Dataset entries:

::::::::::

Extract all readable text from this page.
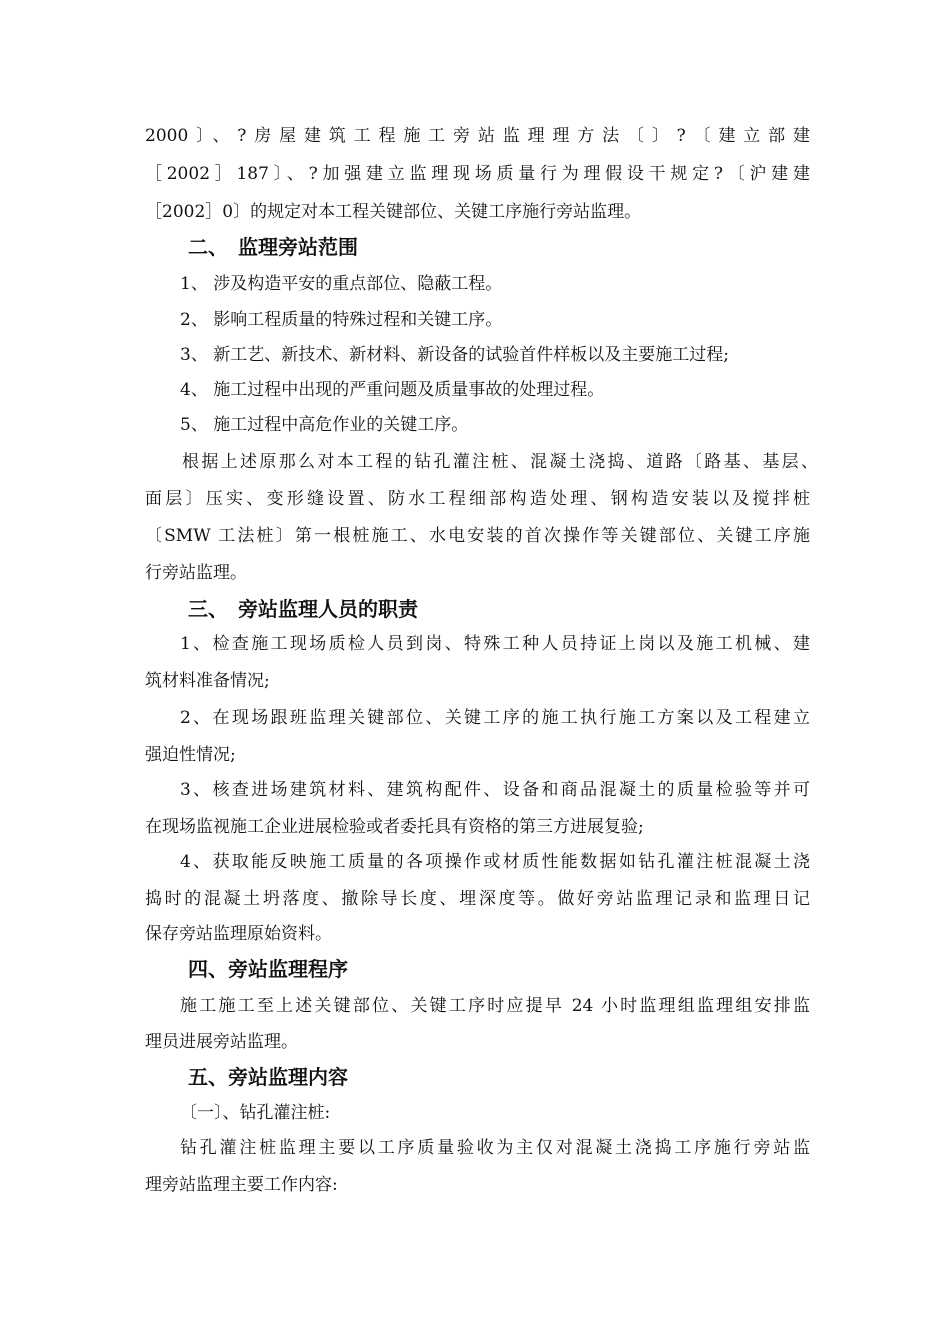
2000〕、?房屋建筑工程施工旁站监理理方法〔〕?〔建立部建
［2002］187〕、?加强建立监理现场质量行为理假设干规定?〔沪建建
［2002］0〕的规定对本工程关键部位、关键工序施行旁站监理。
二、　监理旁站范围
1、 涉及构造平安的重点部位、隐蔽工程。
2、 影响工程质量的特殊过程和关键工序。
3、 新工艺、新技术、新材料、新设备的试验首件样板以及主要施工过程;
4、 施工过程中出现的严重问题及质量事故的处理过程。
5、 施工过程中高危作业的关键工序。
根据上述原那么对本工程的钻孔灌注桩、混凝土浇捣、道路〔路基、基层、
面层〕压实、变形缝设置、防水工程细部构造处理、钢构造安装以及搅拌桩
〔SMW 工法桩〕第一根桩施工、水电安装的首次操作等关键部位、关键工序施
行旁站监理。
三、　旁站监理人员的职责
1、检查施工现场质检人员到岗、特殊工种人员持证上岗以及施工机械、建
筑材料准备情况;
2、在现场跟班监理关键部位、关键工序的施工执行施工方案以及工程建立
强迫性情况;
3、核查进场建筑材料、建筑构配件、设备和商品混凝土的质量检验等并可
在现场监视施工企业进展检验或者委托具有资格的第三方进展复验;
4、获取能反映施工质量的各项操作或材质性能数据如钻孔灌注桩混凝土浇
捣时的混凝土坍落度、撤除导长度、埋深度等。做好旁站监理记录和监理日记
保存旁站监理原始资料。
四、旁站监理程序
施工施工至上述关键部位、关键工序时应提早 24 小时监理组监理组安排监
理员进展旁站监理。
五、旁站监理内容
〔一〕、钻孔灌注桩:
钻孔灌注桩监理主要以工序质量验收为主仅对混凝土浇捣工序施行旁站监
理旁站监理主要工作内容:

::::::::::

Pictures in the records above are not copied; print everything else exactly.

Extract all readable text from this page.
2000〕、?房屋建筑工程施工旁站监理理方法〔〕?〔建立部建
［2002］187〕、?加强建立监理现场质量行为理假设干规定?〔沪建建
［2002］0〕的规定对本工程关键部位、关键工序施行旁站监理。
二、　监理旁站范围
1、 涉及构造平安的重点部位、隐蔽工程。
2、 影响工程质量的特殊过程和关键工序。
3、 新工艺、新技术、新材料、新设备的试验首件样板以及主要施工过程;
4、 施工过程中出现的严重问题及质量事故的处理过程。
5、 施工过程中高危作业的关键工序。
根据上述原那么对本工程的钻孔灌注桩、混凝土浇捣、道路〔路基、基层、
面层〕压实、变形缝设置、防水工程细部构造处理、钢构造安装以及搅拌桩
〔SMW 工法桩〕第一根桩施工、水电安装的首次操作等关键部位、关键工序施
行旁站监理。
三、　旁站监理人员的职责
1、检查施工现场质检人员到岗、特殊工种人员持证上岗以及施工机械、建
筑材料准备情况;
2、在现场跟班监理关键部位、关键工序的施工执行施工方案以及工程建立
强迫性情况;
3、核查进场建筑材料、建筑构配件、设备和商品混凝土的质量检验等并可
在现场监视施工企业进展检验或者委托具有资格的第三方进展复验;
4、获取能反映施工质量的各项操作或材质性能数据如钻孔灌注桩混凝土浇
捣时的混凝土坍落度、撤除导长度、埋深度等。做好旁站监理记录和监理日记
保存旁站监理原始资料。
四、旁站监理程序
施工施工至上述关键部位、关键工序时应提早 24 小时监理组监理组安排监
理员进展旁站监理。
五、旁站监理内容
〔一〕、钻孔灌注桩:
钻孔灌注桩监理主要以工序质量验收为主仅对混凝土浇捣工序施行旁站监
理旁站监理主要工作内容:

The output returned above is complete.